▼
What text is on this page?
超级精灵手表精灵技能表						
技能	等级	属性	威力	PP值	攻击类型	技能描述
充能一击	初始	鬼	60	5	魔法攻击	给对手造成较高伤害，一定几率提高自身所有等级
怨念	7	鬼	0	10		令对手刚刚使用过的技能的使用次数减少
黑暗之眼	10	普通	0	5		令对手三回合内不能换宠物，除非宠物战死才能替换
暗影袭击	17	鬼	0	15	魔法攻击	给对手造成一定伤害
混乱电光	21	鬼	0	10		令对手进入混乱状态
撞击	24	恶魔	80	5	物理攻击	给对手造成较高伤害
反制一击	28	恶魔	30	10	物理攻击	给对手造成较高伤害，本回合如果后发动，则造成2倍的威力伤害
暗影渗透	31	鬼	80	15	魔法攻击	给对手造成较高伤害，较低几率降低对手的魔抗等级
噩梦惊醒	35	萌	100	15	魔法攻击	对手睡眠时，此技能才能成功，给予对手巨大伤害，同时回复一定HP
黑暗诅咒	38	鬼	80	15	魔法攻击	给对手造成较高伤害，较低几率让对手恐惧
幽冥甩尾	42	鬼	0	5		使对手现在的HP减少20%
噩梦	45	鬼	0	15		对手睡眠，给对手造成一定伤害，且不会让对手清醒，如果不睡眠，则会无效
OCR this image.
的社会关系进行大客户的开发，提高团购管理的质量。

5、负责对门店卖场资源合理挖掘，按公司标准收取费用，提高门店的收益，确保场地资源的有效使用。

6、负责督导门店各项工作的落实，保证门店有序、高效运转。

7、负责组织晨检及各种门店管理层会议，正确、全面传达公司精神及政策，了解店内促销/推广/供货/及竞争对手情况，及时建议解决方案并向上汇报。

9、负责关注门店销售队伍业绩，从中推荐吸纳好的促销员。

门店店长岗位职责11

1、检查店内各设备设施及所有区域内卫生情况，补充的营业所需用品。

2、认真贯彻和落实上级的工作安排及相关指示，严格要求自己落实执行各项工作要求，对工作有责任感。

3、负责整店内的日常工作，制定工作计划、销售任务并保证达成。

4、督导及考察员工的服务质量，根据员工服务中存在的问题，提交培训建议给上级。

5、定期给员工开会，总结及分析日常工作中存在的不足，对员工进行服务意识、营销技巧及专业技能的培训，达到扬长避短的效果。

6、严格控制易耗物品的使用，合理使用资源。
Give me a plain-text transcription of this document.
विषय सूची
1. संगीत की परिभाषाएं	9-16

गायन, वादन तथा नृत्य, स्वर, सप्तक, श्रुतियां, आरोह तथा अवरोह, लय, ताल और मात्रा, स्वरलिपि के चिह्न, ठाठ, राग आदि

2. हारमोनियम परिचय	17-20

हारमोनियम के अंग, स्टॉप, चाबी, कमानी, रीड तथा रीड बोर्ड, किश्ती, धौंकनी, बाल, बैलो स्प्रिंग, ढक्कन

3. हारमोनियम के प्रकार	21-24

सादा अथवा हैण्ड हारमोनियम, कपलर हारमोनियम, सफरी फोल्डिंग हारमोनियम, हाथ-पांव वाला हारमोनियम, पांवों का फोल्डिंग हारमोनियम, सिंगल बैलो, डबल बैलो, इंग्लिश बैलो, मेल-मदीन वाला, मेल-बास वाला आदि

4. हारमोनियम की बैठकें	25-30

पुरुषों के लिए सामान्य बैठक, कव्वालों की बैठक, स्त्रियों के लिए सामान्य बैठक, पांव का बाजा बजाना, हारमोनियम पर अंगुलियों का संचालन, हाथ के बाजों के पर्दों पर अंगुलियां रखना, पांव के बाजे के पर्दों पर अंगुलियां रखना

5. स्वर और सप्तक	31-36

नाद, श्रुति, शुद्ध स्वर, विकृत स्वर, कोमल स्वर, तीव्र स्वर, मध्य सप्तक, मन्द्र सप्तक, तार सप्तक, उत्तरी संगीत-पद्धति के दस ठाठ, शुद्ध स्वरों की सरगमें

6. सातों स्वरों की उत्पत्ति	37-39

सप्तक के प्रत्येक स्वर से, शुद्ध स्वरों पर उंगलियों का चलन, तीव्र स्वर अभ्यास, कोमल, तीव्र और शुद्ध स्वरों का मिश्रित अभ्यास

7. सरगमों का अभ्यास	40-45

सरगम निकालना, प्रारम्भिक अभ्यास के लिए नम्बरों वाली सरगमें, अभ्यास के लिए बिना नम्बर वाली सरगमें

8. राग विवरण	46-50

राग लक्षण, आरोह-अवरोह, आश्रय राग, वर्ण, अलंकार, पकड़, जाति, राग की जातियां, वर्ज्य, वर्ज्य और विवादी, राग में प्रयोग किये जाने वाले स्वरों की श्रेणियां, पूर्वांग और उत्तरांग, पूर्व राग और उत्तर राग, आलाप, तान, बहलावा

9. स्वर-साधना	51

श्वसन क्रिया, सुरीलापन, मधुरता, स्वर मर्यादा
▲
■ Written request
Scan the listing above for the word "给对手造成一定伤害" and copy every line that holds it.

■ Exercise solution
暗影袭击	17	鬼	0	15	魔法攻击	给对手造成一定伤害
噩梦	45	鬼	0	15		对手睡眠，给对手造成一定伤害，且不会让对手清醒，如果不睡眠，则会无效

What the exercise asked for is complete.